*WHAT IS BEING ASKED*. Check each line for the string "IJTSRD", then give only how many lines have it.

Extracted data entries
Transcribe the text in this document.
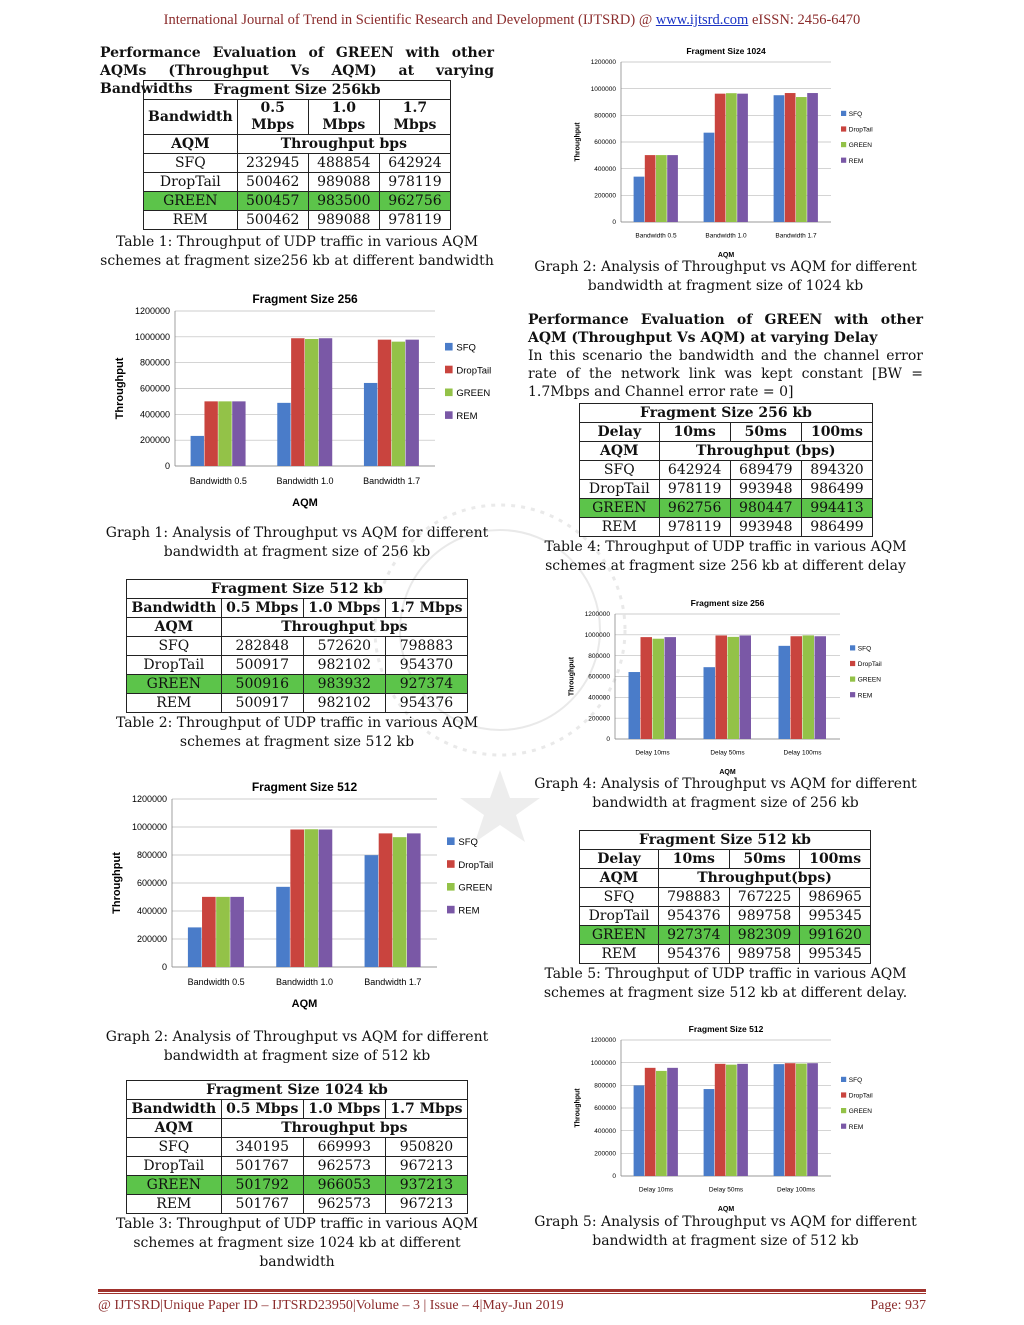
International Journal of Trend in Scientific Research and Development (IJTSRD) @ www.ijtsrd.com eISSN: 2456-6470
Performance Evaluation of GREEN with other AQMs (Throughput Vs AQM) at varying Bandwidths	Fragment Size 256kb			
Bandwidth	0.5 Mbps	1.0 Mbps	1.7 Mbps
AQM	Throughput bps		
SFQ	232945	488854	642924
DropTail	500462	989088	978119
GREEN	500457	983500	962756
REM	500462	989088	978119
Table 1: Throughput of UDP traffic in various AQM schemes at fragment size256 kb at different bandwidth
Fragment Size 256
0
200000
400000
600000
800000
1000000
1200000
Bandwidth 0.5	Bandwidth 1.0	Bandwidth 1.7
AQM
Throughput
SFQ
DropTail
GREEN
REM
Graph 1: Analysis of Throughput vs AQM for different bandwidth at fragment size of 256 kb
Fragment Size 512 kb			
Bandwidth	0.5 Mbps	1.0 Mbps	1.7 Mbps
AQM	Throughput bps		
SFQ	282848	572620	798883
DropTail	500917	982102	954370
GREEN	500916	983932	927374
REM	500917	982102	954376
Table 2: Throughput of UDP traffic in various AQM schemes at fragment size 512 kb
Fragment Size 512
0
200000
400000
600000
800000
1000000
1200000
Bandwidth 0.5	Bandwidth 1.0	Bandwidth 1.7
AQM
Throughput
SFQ
DropTail
GREEN
REM
Graph 2: Analysis of Throughput vs AQM for different bandwidth at fragment size of 512 kb
Fragment Size 1024 kb			
Bandwidth	0.5 Mbps	1.0 Mbps	1.7 Mbps
AQM	Throughput bps		
SFQ	340195	669993	950820
DropTail	501767	962573	967213
GREEN	501792	966053	937213
REM	501767	962573	967213
Table 3: Throughput of UDP traffic in various AQM schemes at fragment size 1024 kb at different bandwidth
Fragment Size 1024
0
200000
400000
600000
800000
1000000
1200000
Bandwidth 0.5	Bandwidth 1.0	Bandwidth 1.7
AQM
Throughput
SFQ
DropTail
GREEN
REM
Graph 2: Analysis of Throughput vs AQM for different bandwidth at fragment size of 1024 kb
Performance Evaluation of GREEN with other AQM (Throughput Vs AQM) at varying Delay
In this scenario the bandwidth and the channel error rate of the network link was kept constant [BW = 1.7Mbps and Channel error rate = 0]
Fragment Size 256 kb			
Delay	10ms	50ms	100ms
AQM	Throughput (bps)		
SFQ	642924	689479	894320
DropTail	978119	993948	986499
GREEN	962756	980447	994413
REM	978119	993948	986499
Table 4: Throughput of UDP traffic in various AQM schemes at fragment size 256 kb at different delay
Fragment size 256
0
200000
400000
600000
800000
1000000
1200000
Delay 10ms	Delay 50ms	Delay 100ms
AQM
Throughput
SFQ
DropTail
GREEN
REM
Graph 4: Analysis of Throughput vs AQM for different bandwidth at fragment size of 256 kb
Fragment Size 512 kb			
Delay	10ms	50ms	100ms
AQM	Throughput(bps)		
SFQ	798883	767225	986965
DropTail	954376	989758	995345
GREEN	927374	982309	991620
REM	954376	989758	995345
Table 5: Throughput of UDP traffic in various AQM schemes at fragment size 512 kb at different delay.
Fragment Size 512
0
200000
400000
600000
800000
1000000
1200000
Delay 10ms	Delay 50ms	Delay 100ms
AQM
Throughput
SFQ
DropTail
GREEN
REM
Graph 5: Analysis of Throughput vs AQM for different bandwidth at fragment size of 512 kb
@ IJTSRD | Unique Paper ID – IJTSRD23950 | Volume – 3 | Issue – 4 | May-Jun 2019	Page: 937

*SOLVED PROBLEM*. 2